-- TASK TO COMPLETE --
Reproduce all of the data below without alteration; exclude every picture.

-- EXERCISE DATA --

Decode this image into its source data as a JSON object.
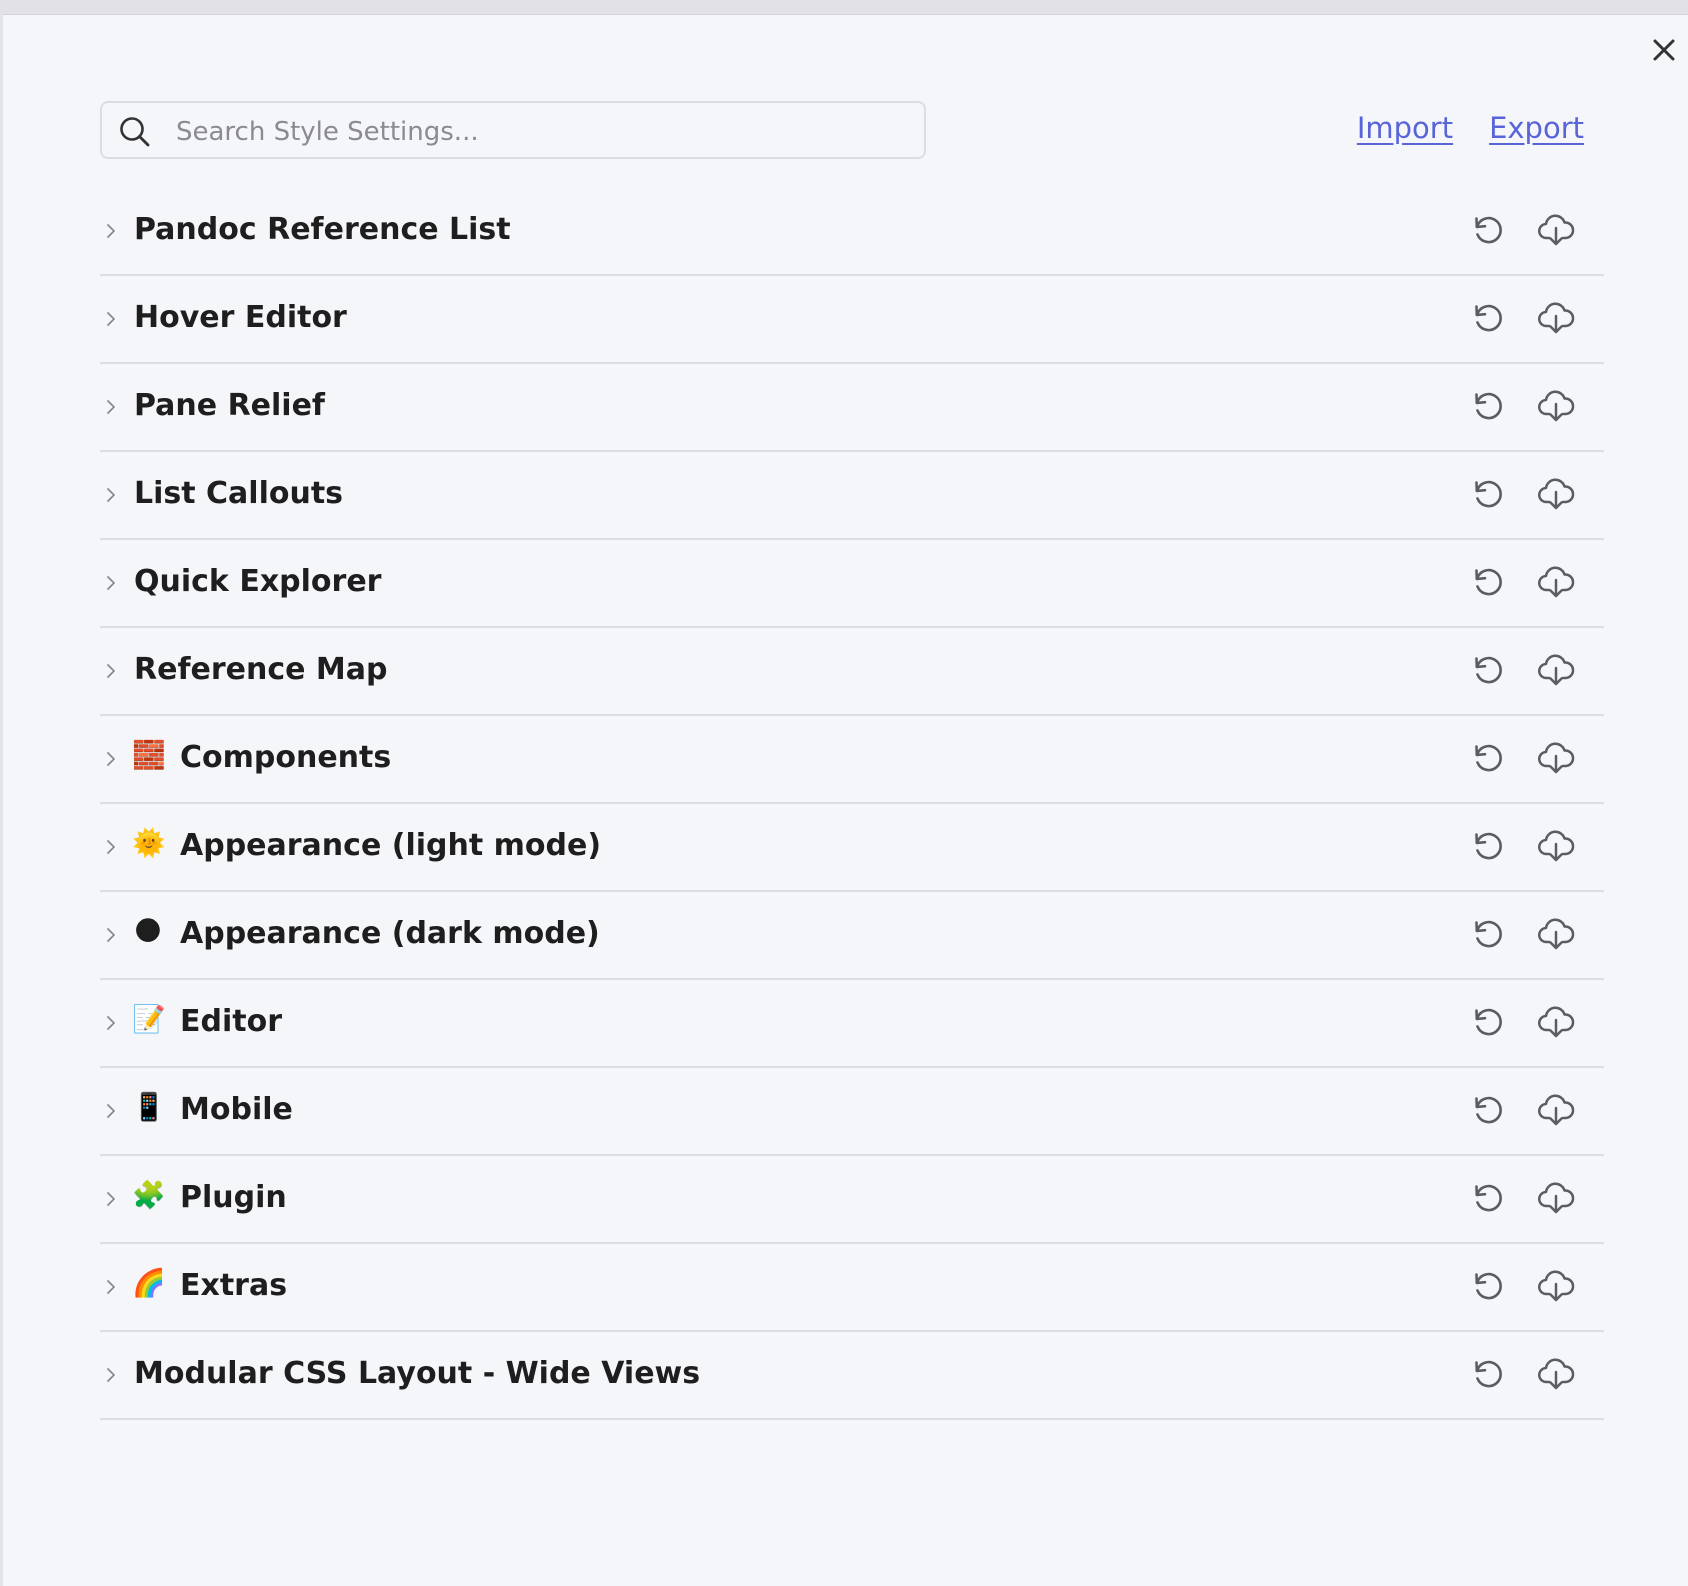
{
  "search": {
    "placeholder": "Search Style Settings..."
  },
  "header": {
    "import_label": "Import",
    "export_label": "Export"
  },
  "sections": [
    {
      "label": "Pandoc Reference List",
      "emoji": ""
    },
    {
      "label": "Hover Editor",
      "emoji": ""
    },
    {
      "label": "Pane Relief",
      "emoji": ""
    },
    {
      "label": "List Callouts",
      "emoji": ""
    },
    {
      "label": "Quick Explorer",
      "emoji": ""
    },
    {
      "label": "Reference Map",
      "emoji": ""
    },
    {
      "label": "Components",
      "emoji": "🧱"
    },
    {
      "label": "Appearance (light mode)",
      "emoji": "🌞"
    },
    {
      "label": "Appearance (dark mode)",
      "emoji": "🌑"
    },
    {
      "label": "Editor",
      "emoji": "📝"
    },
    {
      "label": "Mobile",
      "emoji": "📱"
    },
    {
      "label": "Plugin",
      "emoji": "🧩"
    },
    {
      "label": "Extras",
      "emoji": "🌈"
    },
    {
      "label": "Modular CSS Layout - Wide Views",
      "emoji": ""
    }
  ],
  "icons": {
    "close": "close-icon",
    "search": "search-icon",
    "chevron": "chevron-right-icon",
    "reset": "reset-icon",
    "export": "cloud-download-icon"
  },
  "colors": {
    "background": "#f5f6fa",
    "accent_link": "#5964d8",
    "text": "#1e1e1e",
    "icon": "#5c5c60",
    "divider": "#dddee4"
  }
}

-- REPLY TO THE TASK --
Decode this image into its source data as a JSON object.
{
  "search": {
    "placeholder": "Search Style Settings..."
  },
  "header": {
    "import_label": "Import",
    "export_label": "Export"
  },
  "sections": [
    {
      "label": "Pandoc Reference List",
      "emoji": ""
    },
    {
      "label": "Hover Editor",
      "emoji": ""
    },
    {
      "label": "Pane Relief",
      "emoji": ""
    },
    {
      "label": "List Callouts",
      "emoji": ""
    },
    {
      "label": "Quick Explorer",
      "emoji": ""
    },
    {
      "label": "Reference Map",
      "emoji": ""
    },
    {
      "label": "Components",
      "emoji": "🧱"
    },
    {
      "label": "Appearance (light mode)",
      "emoji": "🌞"
    },
    {
      "label": "Appearance (dark mode)",
      "emoji": "🌑"
    },
    {
      "label": "Editor",
      "emoji": "📝"
    },
    {
      "label": "Mobile",
      "emoji": "📱"
    },
    {
      "label": "Plugin",
      "emoji": "🧩"
    },
    {
      "label": "Extras",
      "emoji": "🌈"
    },
    {
      "label": "Modular CSS Layout - Wide Views",
      "emoji": ""
    }
  ],
  "icons": {
    "close": "close-icon",
    "search": "search-icon",
    "chevron": "chevron-right-icon",
    "reset": "reset-icon",
    "export": "cloud-download-icon"
  },
  "colors": {
    "background": "#f5f6fa",
    "accent_link": "#5964d8",
    "text": "#1e1e1e",
    "icon": "#5c5c60",
    "divider": "#dddee4"
  }
}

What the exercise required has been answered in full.